TASK OBJECTIVE
Everything from the line holding "Give me a plain-text" to the end of the listing below should be copied exactly, line for line, minus the pictures.

TASK MATERIAL
--------

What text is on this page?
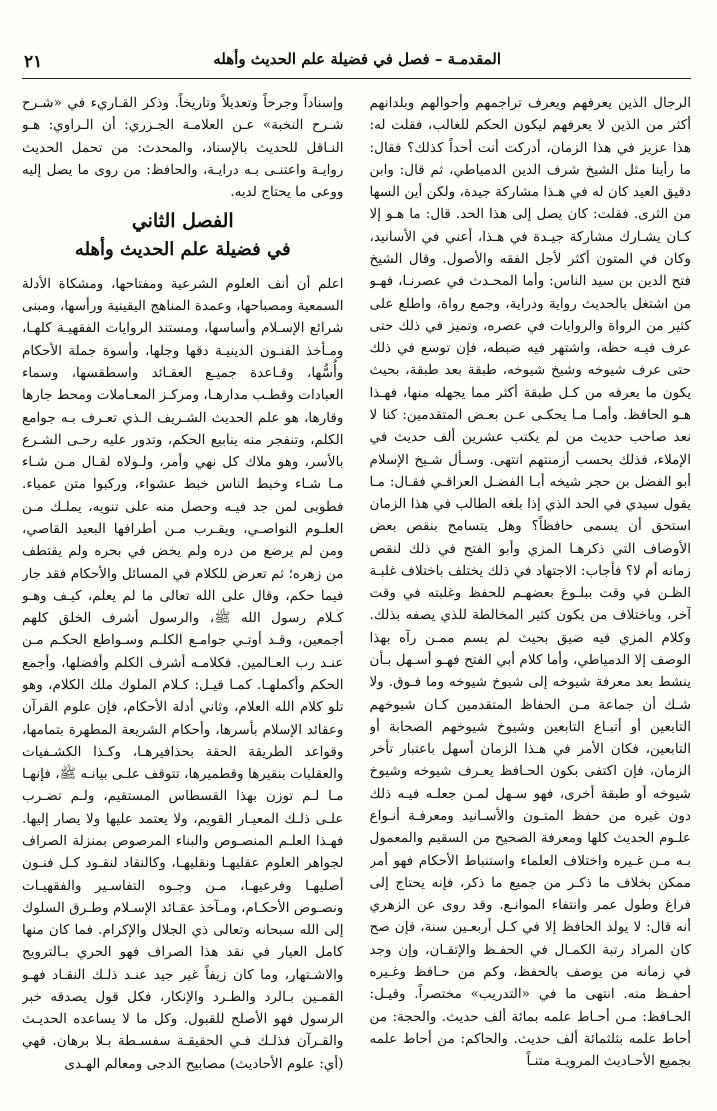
المقدمـة – فصل في فضيلة علم الحديث وأهله
٢١

الرجال الذين يعرفهم ويعرف تراجمهم وأحوالهم وبلدانهم أكثر من الذين لا يعرفهم ليكون الحكم للغالب، فقلت له: هذا عزيز في هذا الزمان، أدركت أنت أحداً كذلك؟ فقال: ما رأينا مثل الشيخ شرف الدين الدمياطي، ثم قال: وابن دقيق العيد كان له في هـذا مشاركة جيدة، ولكن أين السها من الثرى. فقلت: كان يصل إلى هذا الحد. قال: ما هـو إلا كـان يشـارك مشاركة جيـدة في هـذا، أعني في الأسانيد، وكان في المتون أكثر لأجل الفقه والأصول. وقال الشيخ فتح الدين بن سيد الناس: وأما المحـدث في عصرنـا، فهـو من اشتغل بالحديث رواية ودراية، وجمع رواة، واطلع على كثير من الرواة والروايات في عصره، وتميز في ذلك حتى عرف فيـه حظه، واشتهر فيه ضبطه، فإن توسع في ذلك حتى عرف شيوخه وشيخ شيوخه، طبقة بعد طبقة، بحيث يكون ما يعرفه من كـل طبقة أكثر مما يجهله منها، فهـذا هـو الحافظ. وأمـا مـا يحكـى عـن بعـض المتقدمين: كنا لا نعد صاحب حديث من لم يكتب عشرين ألف حديث في الإملاء، فذلك بحسب أزمنتهم انتهى. وسـأل شـيخ الإسلام أبو الفضل بن حجر شيخه أبـا الفضـل العراقـي فقـال: مـا يقول سيدي في الحد الذي إذا بلغه الطالب في هذا الزمان استحق أن يسمى حافظاً؟ وهل يتسامح بنقص بعض الأوصاف التي ذكرهـا المزي وأبو الفتح في ذلك لنقص زمانه أم لا؟ فأجاب: الاجتهاد في ذلك يختلف باختلاف غلبـة الظـن في وقت ببلـوغ بعضهـم للحفظ وغلبته في وقت آخر، وباختلاف من يكون كثير المخالطة للذي يصفه بذلك. وكلام المزي فيه ضيق بحيث لم يسم ممـن رآه بهذا الوصف إلا الدمياطي، وأما كلام أبي الفتح فهـو أسـهل بـأن ينشط بعد معرفة شيوخه إلى شيوخ شيوخه وما فـوق. ولا شـك أن جماعة مـن الحفاظ المتقدمين كـان شيوخهم التابعين أو أتبـاع التابعين وشيوخ شيوخهم الصحابة أو التابعين، فكان الأمر في هـذا الزمان أسهل باعتبار تأخر الزمان، فإن اكتفى بكون الحـافظ يعـرف شيوخه وشيوخ شيوخه أو طبقة أخرى، فهو سـهل لمـن جعلـه فيـه ذلك دون غيره من حفظ المتـون والأسـانيد ومعرفـة أنـواع علـوم الحديث كلها ومعرفة الصحيح من السقيم والمعمول بـه مـن غـيره واختلاف العلماء واستنباط الأحكام فهو أمر ممكن بخلاف ما ذكـر من جميع ما ذكر، فإنه يحتاج إلى فراغ وطول عمر وانتفاء الموانـع. وقد روى عن الزهري أنه قال: لا يولد الحافظ إلا في كـل أربعـين سنة، فإن صح كان المراد رتبة الكمـال في الحفـظ والإتقـان، وإن وجد في زمانه من يوصف بالحفظ، وكم من حـافظ وغـيره أحفـظ منه. انتهى ما في «التدريب» مختصراً. وقيـل: الحـافظ: مـن أحـاط علمه بمائة ألف حديث. والحجة: من أحاط علمه بثلثمائة ألف حديث. والحاكم: من أحاط علمه بجميع الأحـاديث المرويـة متنـاً

وإسناداً وجرحاً وتعديلاً وتاريخاً. وذكر القـاريء في «شـرح شـرح النخبة» عـن العلامـة الجـزري: أن الـراوي: هـو النـاقل للحديث بالإسناد، والمحدث: من تحمل الحديث روايـة واعتنـى بـه درايـة، والحافظ: من روى ما يصل إليه ووعى ما يحتاج لديه.

الفصل الثاني
في فضيلة علم الحديث وأهله

اعلم أن أنف العلوم الشرعية ومفتاحها، ومشكاة الأدلة السمعية ومصباحها، وعمدة المناهج اليقينية ورأسها، ومبنى شرائع الإسـلام وأساسها، ومستند الروايات الفقهيـة كلهـا، ومـأخذ الفنـون الدينيـة دقها وجلها، وأسوة جملة الأحكام وأُسُّها، وقـاعدة جميـع العقـائد واسطقسها، وسماء العبادات وقطـب مدارهـا، ومركـز المعـاملات ومحط جارها وقارها، هو علم الحديث الشـريف الـذي تعـرف بـه جوامع الكلم، وتنفجر منه ينابيع الحكم، وتدور عليه رحـى الشـرع بالأسر، وهو ملاك كل نهي وأمر، ولـولاه لقـال مـن شـاء مـا شـاء وخبط الناس خبط عشواء، وركبوا متن عمياء. فطوبى لمن جد فيـه وحصل منه على تنويه، يملـك مـن العلـوم النواصـي، ويقـرب مـن أطرافها البعيد القاصي، ومن لم يرضع من دره ولم يخض في بحره ولم يقتطف من زهره؛ ثم تعرض للكلام في المسائل والأحكام فقد جار فيما حكم، وقال على الله تعالى ما لم يعلم، كيـف وهـو كـلام رسول الله ﷺ، والرسول أشرف الخلق كلهم أجمعين، وقـد أوتـي جوامـع الكلـم وسـواطع الحكـم مـن عنـد رب العـالمين. فكلامـه أشرف الكلم وأفضلها، وأجمع الحكم وأكملهـا. كمـا قيـل: كـلام الملوك ملك الكلام، وهو تلو كلام الله العلام، وثاني أدلة الأحكام، فإن علوم القرآن وعقائد الإسلام بأسرها، وأحكام الشريعة المطهرة بتمامها، وقواعد الطريقة الحقة بحذافيرهـا، وكـذا الكشـفيات والعقليات بنقيرها وقطميرها، تتوقف علـى بيانـه ﷺ، فإنهـا مـا لـم توزن بهذا القسطاس المستقيم، ولـم تضـرب علـى ذلـك المعيـار القويم، ولا يعتمد عليها ولا يصار إليها. فهـذا العلـم المنصـوص والبناء المرصوص بمنزلة الصراف لجواهر العلوم عقليهـا ونقليهـا، وكالنقاد لنقـود كـل فنـون أصليهـا وفرعيهـا، مـن وجـوه التفاسـير والفقهيـات ونصـوص الأحكـام، ومـآخذ عقـائد الإسـلام وطـرق السلوك إلى الله سبحانه وتعالى ذي الجلال والإكرام. فما كان منها كامل العيار في نقد هذا الصراف فهو الحري بـالترويج والاشـتهار، وما كان زيفاً غير جيد عنـد ذلـك النقـاد فهـو القمـين بـالرد والطـرد والإنكار، فكل قول يصدقه خبر الرسول فهو الأصلح للقبول. وكل ما لا يساعده الحديـث والقـرآن فذلـك فـي الحقيقـة سفسـطة بـلا برهان. فهي (أي: علوم الأحاديث) مصابيح الدجى ومعالم الهـدى
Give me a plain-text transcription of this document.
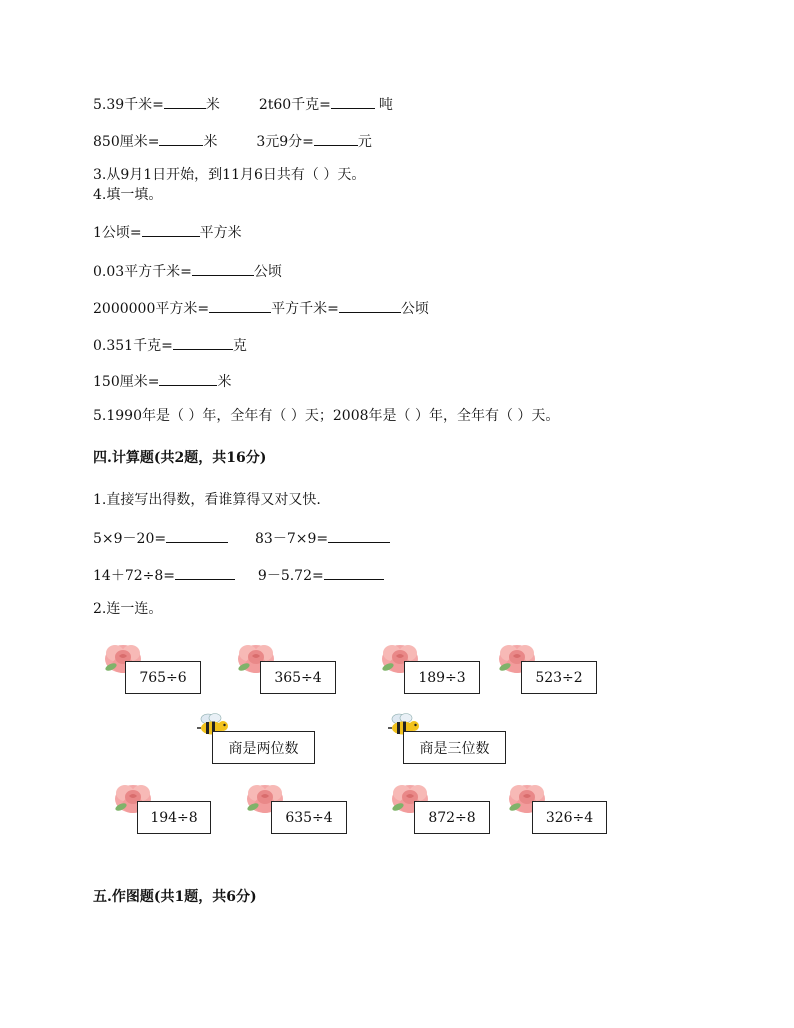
5.39千米=	米	2t60千克=	吨
850厘米=	米	3元9分=	元
3.从9月1日开始，到11月6日共有（ ）天。
4.填一填。
1公顷=	平方米
0.03平方千米=	公顷
2000000平方米=	平方千米=	公顷
0.351千克=	克
150厘米=	米
5.1990年是（ ）年，全年有（ ）天；2008年是（ ）年，全年有（ ）天。
四.计算题(共2题，共16分)
1.直接写出得数，看谁算得又对又快.
5×9－20=	83－7×9=
14＋72÷8=	9－5.72=
2.连一连。
765÷6	365÷4	189÷3	523÷2
商是两位数	商是三位数
194÷8	635÷4	872÷8	326÷4
五.作图题(共1题，共6分)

--------

EXERCISE RESULT
Give me a plain-text transcription of this document.
5.39千米=	米	2t60千克=	吨
850厘米=	米	3元9分=	元
3.从9月1日开始，到11月6日共有（ ）天。
4.填一填。
1公顷=	平方米
0.03平方千米=	公顷
2000000平方米=	平方千米=	公顷
0.351千克=	克
150厘米=	米
5.1990年是（ ）年，全年有（ ）天；2008年是（ ）年，全年有（ ）天。
四.计算题(共2题，共16分)
1.直接写出得数，看谁算得又对又快.
5×9－20=	83－7×9=
14＋72÷8=	9－5.72=
2.连一连。
765÷6	365÷4	189÷3	523÷2
商是两位数	商是三位数
194÷8	635÷4	872÷8	326÷4
五.作图题(共1题，共6分)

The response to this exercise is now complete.